과제 안내 – 항목의 첫 줄부터 "x-tick-label: 0.00 <box>77 677 111 691</box>"가 들어 있는 줄까지, 그 줄을 포함하여 한 글자도 바꾸지 말고 그대로 출력해 주세요.

제시 데이터 –
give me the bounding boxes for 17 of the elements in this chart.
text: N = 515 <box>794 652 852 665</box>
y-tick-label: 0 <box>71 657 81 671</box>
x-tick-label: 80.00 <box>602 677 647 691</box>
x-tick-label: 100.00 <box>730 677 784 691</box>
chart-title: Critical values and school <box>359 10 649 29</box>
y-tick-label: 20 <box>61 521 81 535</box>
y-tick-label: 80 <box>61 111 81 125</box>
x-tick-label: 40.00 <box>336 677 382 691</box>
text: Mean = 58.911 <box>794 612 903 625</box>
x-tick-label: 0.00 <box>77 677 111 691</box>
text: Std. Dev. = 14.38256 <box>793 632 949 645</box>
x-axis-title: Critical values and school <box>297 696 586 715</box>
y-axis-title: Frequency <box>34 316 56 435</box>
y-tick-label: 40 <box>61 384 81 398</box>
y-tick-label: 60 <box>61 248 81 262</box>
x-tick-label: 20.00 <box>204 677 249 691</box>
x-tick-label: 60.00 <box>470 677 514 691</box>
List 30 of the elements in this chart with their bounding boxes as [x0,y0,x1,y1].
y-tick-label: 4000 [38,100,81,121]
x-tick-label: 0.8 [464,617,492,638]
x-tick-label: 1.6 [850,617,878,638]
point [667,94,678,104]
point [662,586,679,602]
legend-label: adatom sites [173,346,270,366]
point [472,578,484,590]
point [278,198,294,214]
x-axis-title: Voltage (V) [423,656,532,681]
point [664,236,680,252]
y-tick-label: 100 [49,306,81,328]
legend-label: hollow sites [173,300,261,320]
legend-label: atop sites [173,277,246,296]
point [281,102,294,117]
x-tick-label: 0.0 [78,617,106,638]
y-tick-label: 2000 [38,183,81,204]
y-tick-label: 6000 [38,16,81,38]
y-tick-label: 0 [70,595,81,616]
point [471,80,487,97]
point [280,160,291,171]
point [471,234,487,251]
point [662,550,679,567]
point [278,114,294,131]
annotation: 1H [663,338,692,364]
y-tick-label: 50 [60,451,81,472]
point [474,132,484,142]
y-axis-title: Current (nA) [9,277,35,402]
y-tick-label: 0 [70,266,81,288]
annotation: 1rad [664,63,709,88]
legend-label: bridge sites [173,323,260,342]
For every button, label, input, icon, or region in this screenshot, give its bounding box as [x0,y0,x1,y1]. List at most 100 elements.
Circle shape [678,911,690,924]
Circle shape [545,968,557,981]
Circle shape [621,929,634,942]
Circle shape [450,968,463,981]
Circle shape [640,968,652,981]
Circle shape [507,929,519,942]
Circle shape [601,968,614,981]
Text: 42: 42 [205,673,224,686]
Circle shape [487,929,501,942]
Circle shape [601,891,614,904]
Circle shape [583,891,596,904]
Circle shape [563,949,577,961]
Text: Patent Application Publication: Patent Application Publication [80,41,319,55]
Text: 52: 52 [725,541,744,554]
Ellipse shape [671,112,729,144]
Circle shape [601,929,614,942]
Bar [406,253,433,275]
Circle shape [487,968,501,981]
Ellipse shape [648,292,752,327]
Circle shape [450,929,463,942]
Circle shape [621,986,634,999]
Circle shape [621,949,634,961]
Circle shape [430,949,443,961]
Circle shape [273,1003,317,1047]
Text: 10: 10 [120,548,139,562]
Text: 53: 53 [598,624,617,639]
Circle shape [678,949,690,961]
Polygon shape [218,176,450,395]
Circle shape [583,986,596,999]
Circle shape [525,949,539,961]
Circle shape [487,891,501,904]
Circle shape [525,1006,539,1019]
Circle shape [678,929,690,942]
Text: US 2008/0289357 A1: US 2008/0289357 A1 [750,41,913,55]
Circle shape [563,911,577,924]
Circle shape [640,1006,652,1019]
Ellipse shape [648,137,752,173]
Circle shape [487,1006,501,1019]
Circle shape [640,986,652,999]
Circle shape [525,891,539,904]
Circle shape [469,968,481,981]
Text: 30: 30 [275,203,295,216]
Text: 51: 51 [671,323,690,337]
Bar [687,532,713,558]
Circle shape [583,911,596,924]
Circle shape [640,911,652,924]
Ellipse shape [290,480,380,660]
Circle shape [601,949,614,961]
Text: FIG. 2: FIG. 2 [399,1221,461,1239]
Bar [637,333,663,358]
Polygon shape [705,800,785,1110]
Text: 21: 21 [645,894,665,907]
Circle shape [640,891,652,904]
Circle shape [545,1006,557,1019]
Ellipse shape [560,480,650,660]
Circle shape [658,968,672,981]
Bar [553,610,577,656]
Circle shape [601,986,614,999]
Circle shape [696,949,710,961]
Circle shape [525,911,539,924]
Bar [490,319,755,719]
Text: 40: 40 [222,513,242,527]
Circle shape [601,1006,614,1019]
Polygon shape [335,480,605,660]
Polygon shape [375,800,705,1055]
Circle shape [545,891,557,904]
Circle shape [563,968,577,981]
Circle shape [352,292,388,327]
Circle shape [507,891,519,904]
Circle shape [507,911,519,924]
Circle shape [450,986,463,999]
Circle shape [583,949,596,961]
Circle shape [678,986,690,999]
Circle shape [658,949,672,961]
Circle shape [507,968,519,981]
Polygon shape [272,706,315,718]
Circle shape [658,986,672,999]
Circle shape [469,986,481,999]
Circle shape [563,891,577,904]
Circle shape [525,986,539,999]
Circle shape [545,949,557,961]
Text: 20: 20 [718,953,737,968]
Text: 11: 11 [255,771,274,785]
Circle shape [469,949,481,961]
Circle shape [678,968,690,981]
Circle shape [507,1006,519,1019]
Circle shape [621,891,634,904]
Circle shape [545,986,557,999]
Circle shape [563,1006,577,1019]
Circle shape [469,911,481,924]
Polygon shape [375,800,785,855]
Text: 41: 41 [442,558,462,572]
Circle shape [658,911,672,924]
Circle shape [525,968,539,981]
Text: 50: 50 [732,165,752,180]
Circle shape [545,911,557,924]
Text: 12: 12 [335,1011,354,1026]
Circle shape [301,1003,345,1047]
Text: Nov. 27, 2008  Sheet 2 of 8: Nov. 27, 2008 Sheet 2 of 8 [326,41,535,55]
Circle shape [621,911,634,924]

예상 출력 –
give me the bounding boxes for 17 of the elements in this chart.
text: N = 515 <box>794 652 852 665</box>
y-tick-label: 0 <box>71 657 81 671</box>
x-tick-label: 80.00 <box>602 677 647 691</box>
x-tick-label: 100.00 <box>730 677 784 691</box>
chart-title: Critical values and school <box>359 10 649 29</box>
y-tick-label: 20 <box>61 521 81 535</box>
y-tick-label: 80 <box>61 111 81 125</box>
x-tick-label: 40.00 <box>336 677 382 691</box>
text: Mean = 58.911 <box>794 612 903 625</box>
x-tick-label: 0.00 <box>77 677 111 691</box>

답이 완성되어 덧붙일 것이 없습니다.